- _What to work on_
Tally the lines containing the word "legend", and report the tally alone.

- _Data supplied_
-.-.-
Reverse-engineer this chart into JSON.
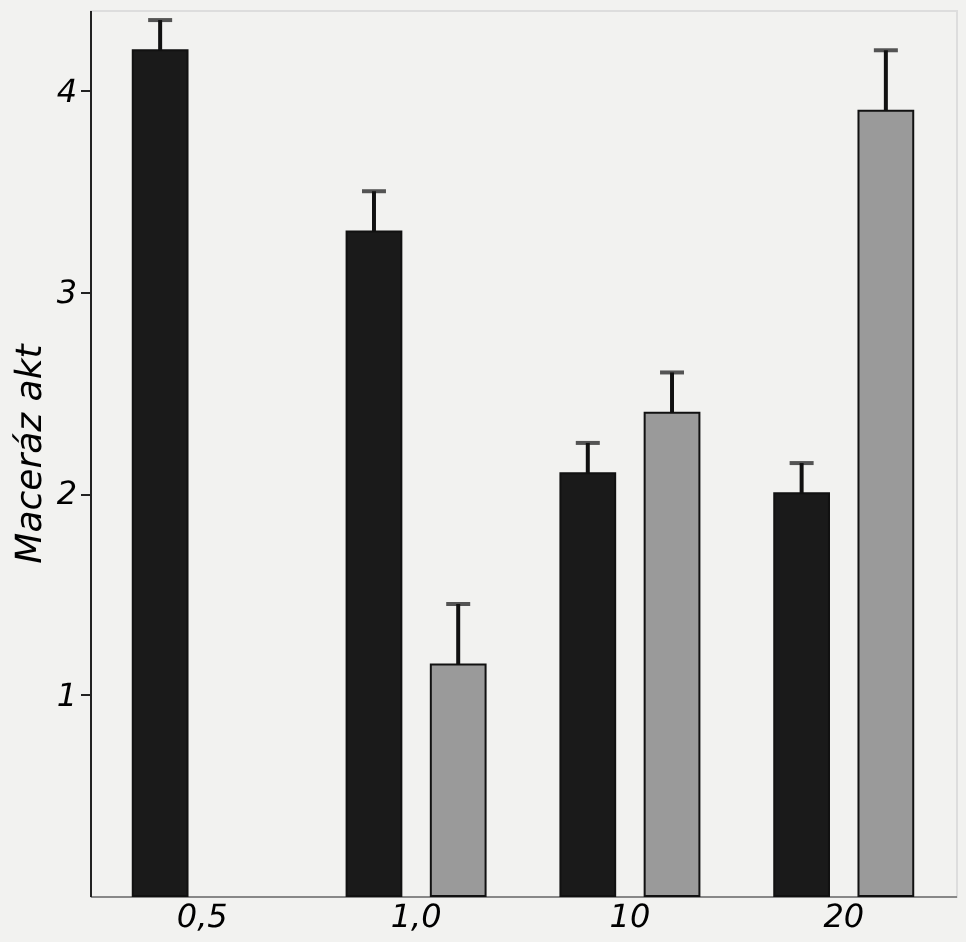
{
  "chart_data": {
    "type": "bar",
    "ylabel": "Maceráz akt",
    "categories": [
      "0,5",
      "1,0",
      "10",
      "20"
    ],
    "series": [
      {
        "color": "#1a1a1a",
        "values": [
          4.2,
          3.3,
          2.1,
          2.0
        ],
        "errors": [
          [
            4.2,
            4.35
          ],
          [
            3.3,
            3.5
          ],
          [
            2.1,
            2.25
          ],
          [
            2.0,
            2.15
          ]
        ]
      },
      {
        "color": "#9a9a9a",
        "values": [
          null,
          1.15,
          2.4,
          3.9
        ],
        "errors": [
          null,
          [
            1.15,
            1.45
          ],
          [
            2.4,
            2.6
          ],
          [
            3.9,
            4.2
          ]
        ]
      }
    ],
    "ylim": [
      0,
      4.4
    ],
    "yticks": [
      1,
      2,
      3,
      4
    ],
    "grid": false,
    "legend": false
  }
}
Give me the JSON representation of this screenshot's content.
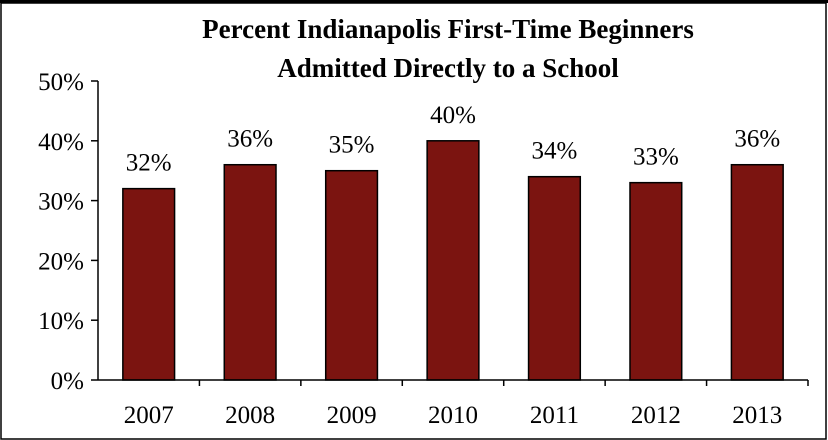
{
  "chart_data": {
    "type": "bar",
    "title_lines": [
      "Percent Indianapolis First-Time Beginners",
      "Admitted Directly to a School"
    ],
    "categories": [
      "2007",
      "2008",
      "2009",
      "2010",
      "2011",
      "2012",
      "2013"
    ],
    "values": [
      32,
      36,
      35,
      40,
      34,
      33,
      36
    ],
    "data_labels": [
      "32%",
      "36%",
      "35%",
      "40%",
      "34%",
      "33%",
      "36%"
    ],
    "y_ticks": [
      {
        "value": 0,
        "label": "0%"
      },
      {
        "value": 10,
        "label": "10%"
      },
      {
        "value": 20,
        "label": "20%"
      },
      {
        "value": 30,
        "label": "30%"
      },
      {
        "value": 40,
        "label": "40%"
      },
      {
        "value": 50,
        "label": "50%"
      }
    ],
    "ylim": [
      0,
      50
    ],
    "xlabel": "",
    "ylabel": "",
    "grid": false,
    "legend": "none",
    "bar_color": "#7B1410",
    "bar_edge_color": "#000000"
  }
}
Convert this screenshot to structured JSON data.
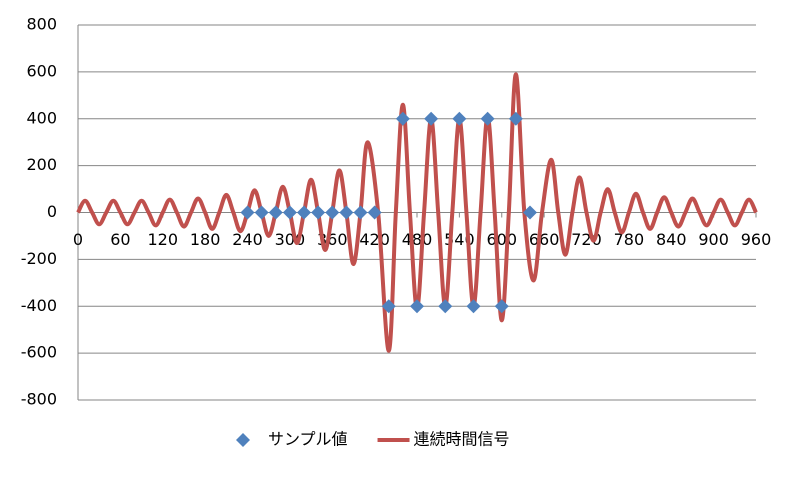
{
  "chart_data": {
    "type": "scatter",
    "xlim": [
      0,
      960
    ],
    "xticks": [
      0,
      60,
      120,
      180,
      240,
      300,
      360,
      420,
      480,
      540,
      600,
      660,
      720,
      780,
      840,
      900,
      960
    ],
    "ylim": [
      -800,
      800
    ],
    "yticks": [
      -800,
      -600,
      -400,
      -200,
      0,
      200,
      400,
      600,
      800
    ],
    "grid": true,
    "legend": "bottom",
    "series": [
      {
        "name": "サンプル値",
        "type": "scatter",
        "color": "#4f81bd",
        "x": [
          240,
          260,
          280,
          300,
          320,
          340,
          360,
          380,
          400,
          420,
          440,
          460,
          480,
          500,
          520,
          540,
          560,
          580,
          600,
          620,
          640
        ],
        "values": [
          0,
          0,
          0,
          0,
          0,
          0,
          0,
          0,
          0,
          0,
          -400,
          400,
          -400,
          400,
          -400,
          400,
          -400,
          400,
          -400,
          400,
          0
        ]
      },
      {
        "name": "連続時間信号",
        "type": "line",
        "color": "#c0504d",
        "x": [
          0,
          10,
          20,
          30,
          40,
          50,
          60,
          70,
          80,
          90,
          100,
          110,
          120,
          130,
          140,
          150,
          160,
          170,
          180,
          190,
          200,
          210,
          220,
          230,
          240,
          250,
          260,
          270,
          280,
          290,
          300,
          310,
          320,
          330,
          340,
          350,
          360,
          370,
          380,
          390,
          400,
          410,
          425,
          440,
          450,
          460,
          470,
          480,
          490,
          500,
          510,
          520,
          530,
          540,
          550,
          560,
          570,
          580,
          590,
          600,
          610,
          620,
          632,
          645,
          657,
          670,
          680,
          690,
          700,
          710,
          720,
          730,
          740,
          750,
          760,
          770,
          780,
          790,
          800,
          810,
          820,
          830,
          840,
          850,
          860,
          870,
          880,
          890,
          900,
          910,
          920,
          930,
          940,
          950,
          960
        ],
        "values": [
          0,
          50,
          0,
          -50,
          0,
          50,
          0,
          -50,
          0,
          50,
          0,
          -55,
          0,
          55,
          0,
          -60,
          0,
          60,
          0,
          -70,
          0,
          75,
          0,
          -80,
          0,
          95,
          0,
          -100,
          0,
          110,
          0,
          -130,
          0,
          140,
          0,
          -160,
          0,
          180,
          0,
          -220,
          0,
          300,
          0,
          -590,
          0,
          460,
          0,
          -410,
          0,
          400,
          0,
          -400,
          0,
          400,
          0,
          -400,
          0,
          410,
          0,
          -460,
          0,
          590,
          0,
          -290,
          0,
          225,
          0,
          -180,
          0,
          150,
          0,
          -120,
          0,
          100,
          0,
          -85,
          0,
          80,
          0,
          -70,
          0,
          65,
          0,
          -60,
          0,
          60,
          0,
          -55,
          0,
          55,
          0,
          -55,
          0,
          55,
          0
        ]
      }
    ]
  }
}
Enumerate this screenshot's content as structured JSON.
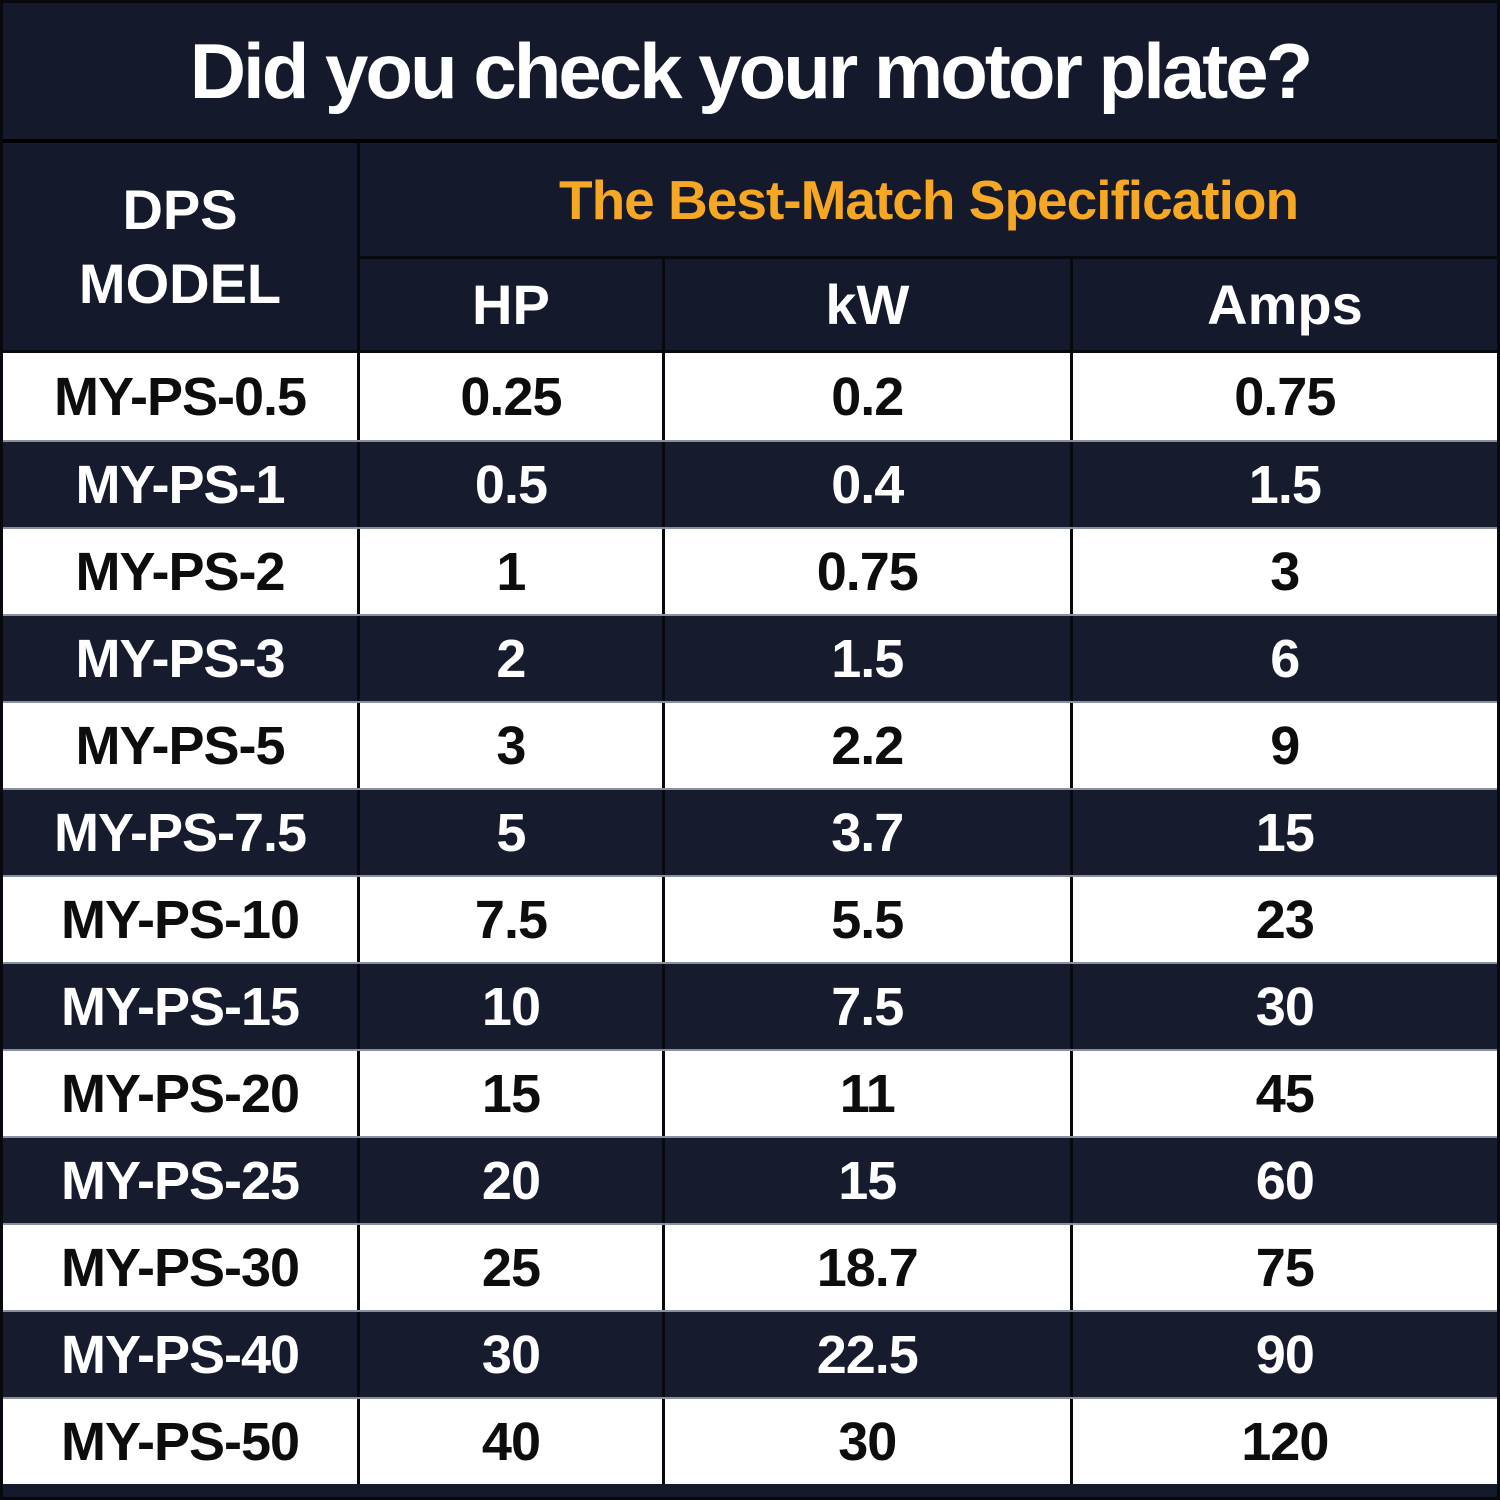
{
  "title": "Did you check your motor plate?",
  "table": {
    "row_header": "DPS\nMODEL",
    "spec_header": "The Best-Match Specification",
    "columns": {
      "hp": "HP",
      "kw": "kW",
      "amps": "Amps"
    },
    "rows": [
      {
        "model": "MY-PS-0.5",
        "hp": "0.25",
        "kw": "0.2",
        "amps": "0.75"
      },
      {
        "model": "MY-PS-1",
        "hp": "0.5",
        "kw": "0.4",
        "amps": "1.5"
      },
      {
        "model": "MY-PS-2",
        "hp": "1",
        "kw": "0.75",
        "amps": "3"
      },
      {
        "model": "MY-PS-3",
        "hp": "2",
        "kw": "1.5",
        "amps": "6"
      },
      {
        "model": "MY-PS-5",
        "hp": "3",
        "kw": "2.2",
        "amps": "9"
      },
      {
        "model": "MY-PS-7.5",
        "hp": "5",
        "kw": "3.7",
        "amps": "15"
      },
      {
        "model": "MY-PS-10",
        "hp": "7.5",
        "kw": "5.5",
        "amps": "23"
      },
      {
        "model": "MY-PS-15",
        "hp": "10",
        "kw": "7.5",
        "amps": "30"
      },
      {
        "model": "MY-PS-20",
        "hp": "15",
        "kw": "11",
        "amps": "45"
      },
      {
        "model": "MY-PS-25",
        "hp": "20",
        "kw": "15",
        "amps": "60"
      },
      {
        "model": "MY-PS-30",
        "hp": "25",
        "kw": "18.7",
        "amps": "75"
      },
      {
        "model": "MY-PS-40",
        "hp": "30",
        "kw": "22.5",
        "amps": "90"
      },
      {
        "model": "MY-PS-50",
        "hp": "40",
        "kw": "30",
        "amps": "120"
      }
    ]
  },
  "chart_data": {
    "type": "table",
    "title": "Did you check your motor plate?",
    "subtitle": "The Best-Match Specification",
    "columns": [
      "DPS MODEL",
      "HP",
      "kW",
      "Amps"
    ],
    "rows": [
      [
        "MY-PS-0.5",
        0.25,
        0.2,
        0.75
      ],
      [
        "MY-PS-1",
        0.5,
        0.4,
        1.5
      ],
      [
        "MY-PS-2",
        1,
        0.75,
        3
      ],
      [
        "MY-PS-3",
        2,
        1.5,
        6
      ],
      [
        "MY-PS-5",
        3,
        2.2,
        9
      ],
      [
        "MY-PS-7.5",
        5,
        3.7,
        15
      ],
      [
        "MY-PS-10",
        7.5,
        5.5,
        23
      ],
      [
        "MY-PS-15",
        10,
        7.5,
        30
      ],
      [
        "MY-PS-20",
        15,
        11,
        45
      ],
      [
        "MY-PS-25",
        20,
        15,
        60
      ],
      [
        "MY-PS-30",
        25,
        18.7,
        75
      ],
      [
        "MY-PS-40",
        30,
        22.5,
        90
      ],
      [
        "MY-PS-50",
        40,
        30,
        120
      ]
    ],
    "layout_hints": {
      "alternating_row_colors": true,
      "grid": true
    }
  },
  "colors": {
    "background_navy": "#141A2B",
    "dark_row_navy": "#161C2D",
    "accent_orange": "#F6A825",
    "light_row": "#FFFFFF",
    "row_separator_gray": "#8A919E",
    "grid_line_black": "#07090F"
  }
}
-.-.-
- _Answer for the task_
3